GIVEN PROBLEM: In the records below, pick out all lines containing the word "手工电弧焊填充盖面".

EXTRACTED INFORMATION:
/---

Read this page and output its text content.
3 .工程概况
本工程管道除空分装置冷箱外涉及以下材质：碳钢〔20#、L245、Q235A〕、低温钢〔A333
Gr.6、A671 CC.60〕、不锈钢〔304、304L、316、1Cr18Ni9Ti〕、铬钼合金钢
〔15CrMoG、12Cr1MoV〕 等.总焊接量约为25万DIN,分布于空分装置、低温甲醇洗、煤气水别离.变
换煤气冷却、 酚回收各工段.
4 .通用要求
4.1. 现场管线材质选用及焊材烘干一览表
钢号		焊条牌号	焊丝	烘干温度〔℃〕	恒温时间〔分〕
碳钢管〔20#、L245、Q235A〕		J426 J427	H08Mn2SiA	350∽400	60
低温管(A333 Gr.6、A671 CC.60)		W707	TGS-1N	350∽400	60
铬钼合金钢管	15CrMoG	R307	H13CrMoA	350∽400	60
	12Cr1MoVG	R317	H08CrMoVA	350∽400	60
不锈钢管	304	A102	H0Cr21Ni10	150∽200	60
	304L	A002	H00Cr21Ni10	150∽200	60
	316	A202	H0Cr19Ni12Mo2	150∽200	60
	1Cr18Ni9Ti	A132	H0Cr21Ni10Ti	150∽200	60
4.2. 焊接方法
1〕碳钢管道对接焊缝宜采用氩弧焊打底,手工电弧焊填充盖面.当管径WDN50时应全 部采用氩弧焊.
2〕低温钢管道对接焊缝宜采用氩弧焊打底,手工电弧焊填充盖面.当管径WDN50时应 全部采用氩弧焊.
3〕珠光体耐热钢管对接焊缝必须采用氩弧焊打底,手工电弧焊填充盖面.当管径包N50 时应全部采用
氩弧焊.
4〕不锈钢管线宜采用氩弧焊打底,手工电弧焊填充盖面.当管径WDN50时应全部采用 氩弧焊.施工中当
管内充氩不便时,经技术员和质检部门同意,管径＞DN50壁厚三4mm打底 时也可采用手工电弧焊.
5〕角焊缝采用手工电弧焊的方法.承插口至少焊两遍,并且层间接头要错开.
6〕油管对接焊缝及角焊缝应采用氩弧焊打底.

\---
/---

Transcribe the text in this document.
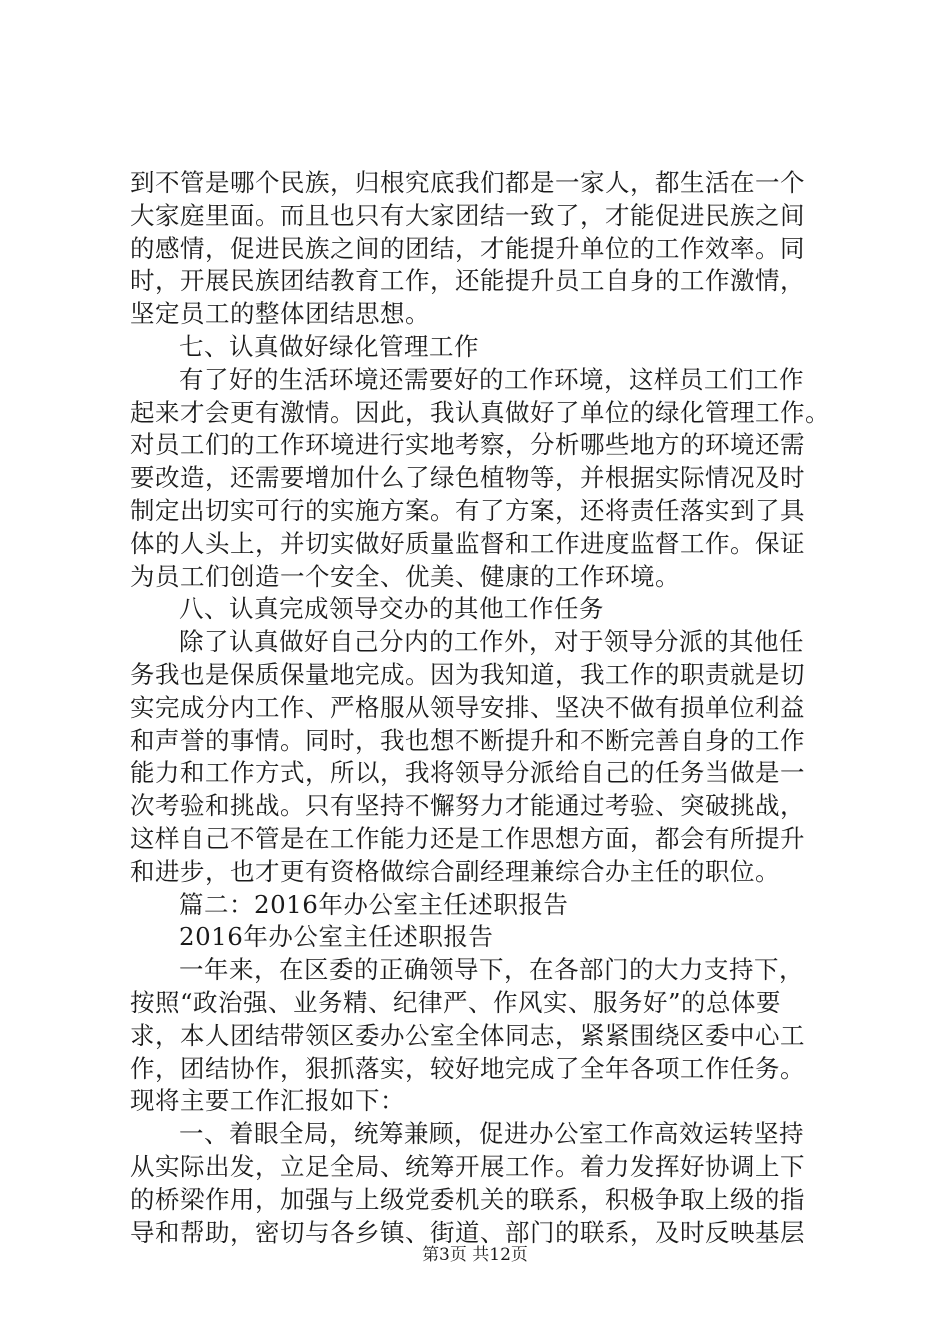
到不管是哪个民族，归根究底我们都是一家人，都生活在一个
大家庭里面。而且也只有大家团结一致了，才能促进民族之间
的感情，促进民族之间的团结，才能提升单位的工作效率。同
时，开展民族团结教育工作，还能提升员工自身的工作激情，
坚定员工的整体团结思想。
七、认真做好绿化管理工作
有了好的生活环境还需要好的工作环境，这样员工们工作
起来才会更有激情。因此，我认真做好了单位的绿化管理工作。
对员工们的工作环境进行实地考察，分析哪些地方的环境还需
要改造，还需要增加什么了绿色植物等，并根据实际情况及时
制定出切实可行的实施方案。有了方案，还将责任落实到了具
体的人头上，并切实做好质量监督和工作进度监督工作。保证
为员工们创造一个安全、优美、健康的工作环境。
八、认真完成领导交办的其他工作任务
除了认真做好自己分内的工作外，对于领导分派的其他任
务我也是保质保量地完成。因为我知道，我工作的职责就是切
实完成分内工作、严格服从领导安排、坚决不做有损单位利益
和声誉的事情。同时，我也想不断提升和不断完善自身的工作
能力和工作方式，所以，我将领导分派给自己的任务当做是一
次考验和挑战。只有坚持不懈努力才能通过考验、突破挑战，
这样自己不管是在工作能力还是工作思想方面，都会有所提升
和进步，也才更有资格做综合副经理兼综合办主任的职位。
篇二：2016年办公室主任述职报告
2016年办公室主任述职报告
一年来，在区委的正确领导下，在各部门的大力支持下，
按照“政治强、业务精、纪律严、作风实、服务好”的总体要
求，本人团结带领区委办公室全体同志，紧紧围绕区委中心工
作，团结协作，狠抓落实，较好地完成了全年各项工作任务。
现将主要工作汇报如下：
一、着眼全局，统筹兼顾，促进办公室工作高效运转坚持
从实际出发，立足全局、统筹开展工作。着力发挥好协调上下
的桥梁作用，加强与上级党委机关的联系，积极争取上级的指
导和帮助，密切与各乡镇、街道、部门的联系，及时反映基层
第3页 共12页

\---

SOLUTION:
1〕碳钢管道对接焊缝宜采用氩弧焊打底,手工电弧焊填充盖面.当管径WDN50时应全 部采用氩弧焊.
2〕低温钢管道对接焊缝宜采用氩弧焊打底,手工电弧焊填充盖面.当管径WDN50时应 全部采用氩弧焊.
3〕珠光体耐热钢管对接焊缝必须采用氩弧焊打底,手工电弧焊填充盖面.当管径包N50 时应全部采用
4〕不锈钢管线宜采用氩弧焊打底,手工电弧焊填充盖面.当管径WDN50时应全部采用 氩弧焊.施工中当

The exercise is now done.